Source data:
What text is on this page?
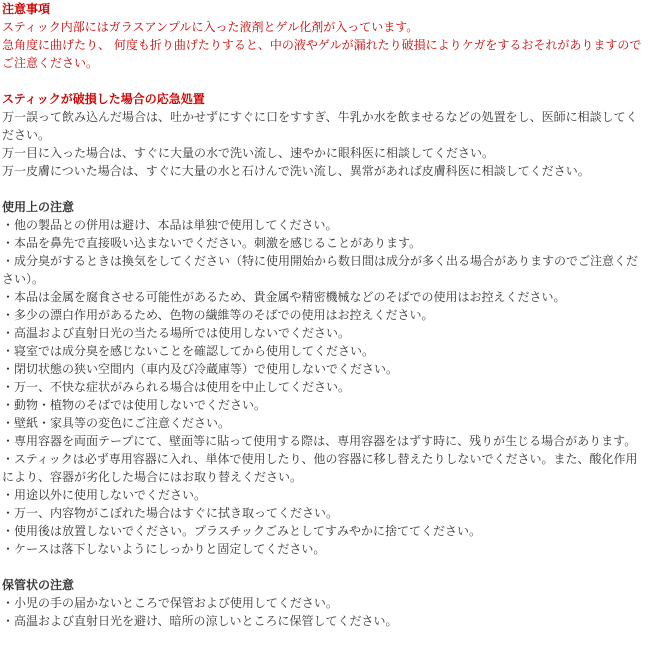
注意事項
スティック内部にはガラスアンプルに入った液剤とゲル化剤が入っています。
急角度に曲げたり、 何度も折り曲げたりすると、中の液やゲルが漏れたり破損によりケガをするおそれがありますのでご注意ください。
スティックが破損した場合の応急処置
万一誤って飲み込んだ場合は、吐かせずにすぐに口をすすぎ、牛乳か水を飲ませるなどの処置をし、医師に相談してください。
万一目に入った場合は、すぐに大量の水で洗い流し、速やかに眼科医に相談してください。
万一皮膚についた場合は、すぐに大量の水と石けんで洗い流し、異常があれば皮膚科医に相談してください。
使用上の注意
・他の製品との併用は避け、本品は単独で使用してください。
・本品を鼻先で直接吸い込まないでください。刺激を感じることがあります。
・成分臭がするときは換気をしてください（特に使用開始から数日間は成分が多く出る場合がありますのでご注意ください）。
・本品は金属を腐食させる可能性があるため、貴金属や精密機械などのそばでの使用はお控えください。
・多少の漂白作用があるため、色物の繊維等のそばでの使用はお控えください。
・高温および直射日光の当たる場所では使用しないでください。
・寝室では成分臭を感じないことを確認してから使用してください。
・閉切状態の狭い空間内（車内及び冷蔵庫等）で使用しないでください。
・万一、不快な症状がみられる場合は使用を中止してください。
・動物・植物のそばでは使用しないでください。
・壁紙・家具等の変色にご注意ください。
・専用容器を両面テープにて、壁面等に貼って使用する際は、専用容器をはずす時に、残りが生じる場合があります。
・スティックは必ず専用容器に入れ、単体で使用したり、他の容器に移し替えたりしないでください。また、酸化作用により、容器が劣化した場合にはお取り替えください。
・用途以外に使用しないでください。
・万一、内容物がこぼれた場合はすぐに拭き取ってください。
・使用後は放置しないでください。プラスチックごみとしてすみやかに捨ててください。
・ケースは落下しないようにしっかりと固定してください。
保管状の注意
・小児の手の届かないところで保管および使用してください。
・高温および直射日光を避け、暗所の涼しいところに保管してください。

WHAT TO DO:
Omit every picture, then reproduce the rest of the listing exactly.

ANSWER IN FULL:
What text is on this page?
注意事項
スティック内部にはガラスアンプルに入った液剤とゲル化剤が入っています。
急角度に曲げたり、 何度も折り曲げたりすると、中の液やゲルが漏れたり破損によりケガをするおそれがありますのでご注意ください。
スティックが破損した場合の応急処置
万一誤って飲み込んだ場合は、吐かせずにすぐに口をすすぎ、牛乳か水を飲ませるなどの処置をし、医師に相談してください。
万一目に入った場合は、すぐに大量の水で洗い流し、速やかに眼科医に相談してください。
万一皮膚についた場合は、すぐに大量の水と石けんで洗い流し、異常があれば皮膚科医に相談してください。
使用上の注意
・他の製品との併用は避け、本品は単独で使用してください。
・本品を鼻先で直接吸い込まないでください。刺激を感じることがあります。
・成分臭がするときは換気をしてください（特に使用開始から数日間は成分が多く出る場合がありますのでご注意ください）。
・本品は金属を腐食させる可能性があるため、貴金属や精密機械などのそばでの使用はお控えください。
・多少の漂白作用があるため、色物の繊維等のそばでの使用はお控えください。
・高温および直射日光の当たる場所では使用しないでください。
・寝室では成分臭を感じないことを確認してから使用してください。
・閉切状態の狭い空間内（車内及び冷蔵庫等）で使用しないでください。
・万一、不快な症状がみられる場合は使用を中止してください。
・動物・植物のそばでは使用しないでください。
・壁紙・家具等の変色にご注意ください。
・専用容器を両面テープにて、壁面等に貼って使用する際は、専用容器をはずす時に、残りが生じる場合があります。
・スティックは必ず専用容器に入れ、単体で使用したり、他の容器に移し替えたりしないでください。また、酸化作用により、容器が劣化した場合にはお取り替えください。
・用途以外に使用しないでください。
・万一、内容物がこぼれた場合はすぐに拭き取ってください。
・使用後は放置しないでください。プラスチックごみとしてすみやかに捨ててください。
・ケースは落下しないようにしっかりと固定してください。
保管状の注意
・小児の手の届かないところで保管および使用してください。
・高温および直射日光を避け、暗所の涼しいところに保管してください。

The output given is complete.